*GOAL OF THE EXERCISE:* Quote every line as written. Omit pictures.

══════════

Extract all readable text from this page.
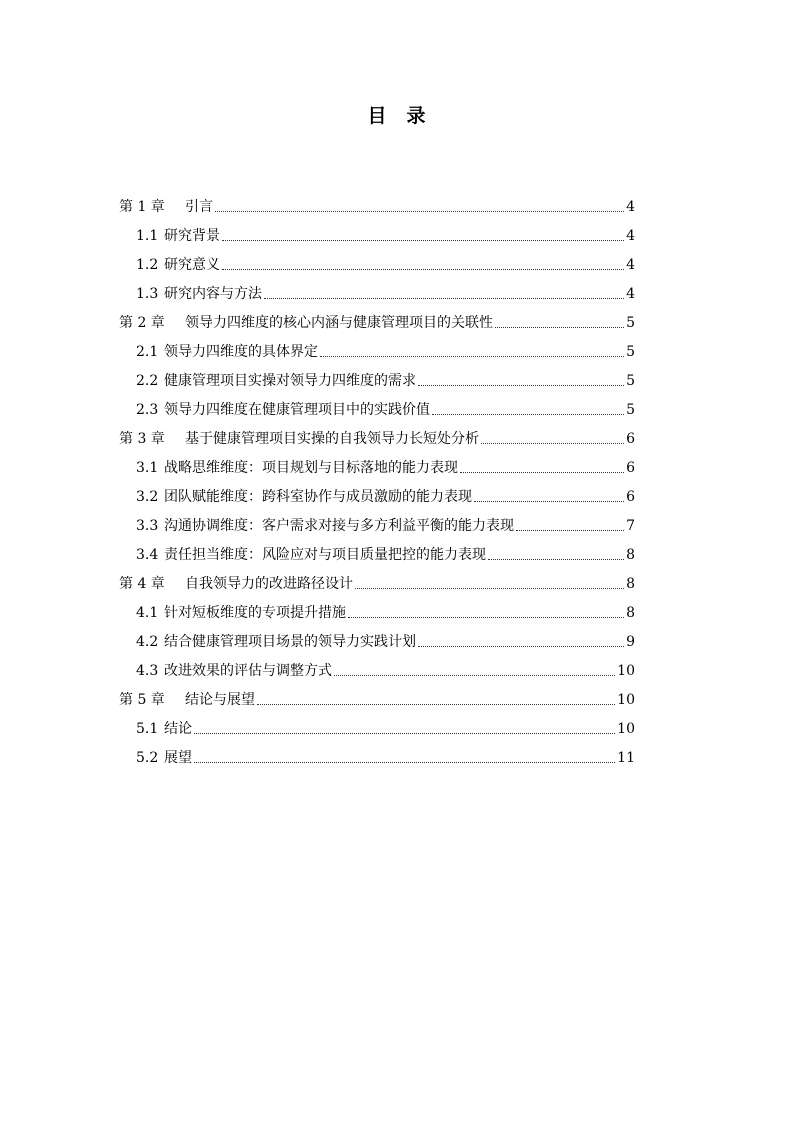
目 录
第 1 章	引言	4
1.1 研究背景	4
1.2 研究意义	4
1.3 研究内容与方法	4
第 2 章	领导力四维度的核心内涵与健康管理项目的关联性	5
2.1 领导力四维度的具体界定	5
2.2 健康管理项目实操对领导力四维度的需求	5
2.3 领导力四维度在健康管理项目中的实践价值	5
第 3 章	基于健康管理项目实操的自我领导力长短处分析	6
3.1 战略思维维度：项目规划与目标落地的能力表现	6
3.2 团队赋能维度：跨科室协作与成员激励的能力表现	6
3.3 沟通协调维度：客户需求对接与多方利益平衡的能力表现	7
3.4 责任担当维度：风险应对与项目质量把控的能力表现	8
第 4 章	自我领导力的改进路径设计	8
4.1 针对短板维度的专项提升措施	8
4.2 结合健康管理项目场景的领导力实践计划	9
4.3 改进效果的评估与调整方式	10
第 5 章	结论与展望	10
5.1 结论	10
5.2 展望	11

══════════

*EXPECTED ANSWER:*
Extract all readable text from this page.
目 录
第 1 章	引言	4
1.1 研究背景	4
1.2 研究意义	4
1.3 研究内容与方法	4
第 2 章	领导力四维度的核心内涵与健康管理项目的关联性	5
2.1 领导力四维度的具体界定	5
2.2 健康管理项目实操对领导力四维度的需求	5
2.3 领导力四维度在健康管理项目中的实践价值	5
第 3 章	基于健康管理项目实操的自我领导力长短处分析	6
3.1 战略思维维度：项目规划与目标落地的能力表现	6
3.2 团队赋能维度：跨科室协作与成员激励的能力表现	6
3.3 沟通协调维度：客户需求对接与多方利益平衡的能力表现	7
3.4 责任担当维度：风险应对与项目质量把控的能力表现	8
第 4 章	自我领导力的改进路径设计	8
4.1 针对短板维度的专项提升措施	8
4.2 结合健康管理项目场景的领导力实践计划	9
4.3 改进效果的评估与调整方式	10
第 5 章	结论与展望	10
5.1 结论	10
5.2 展望	11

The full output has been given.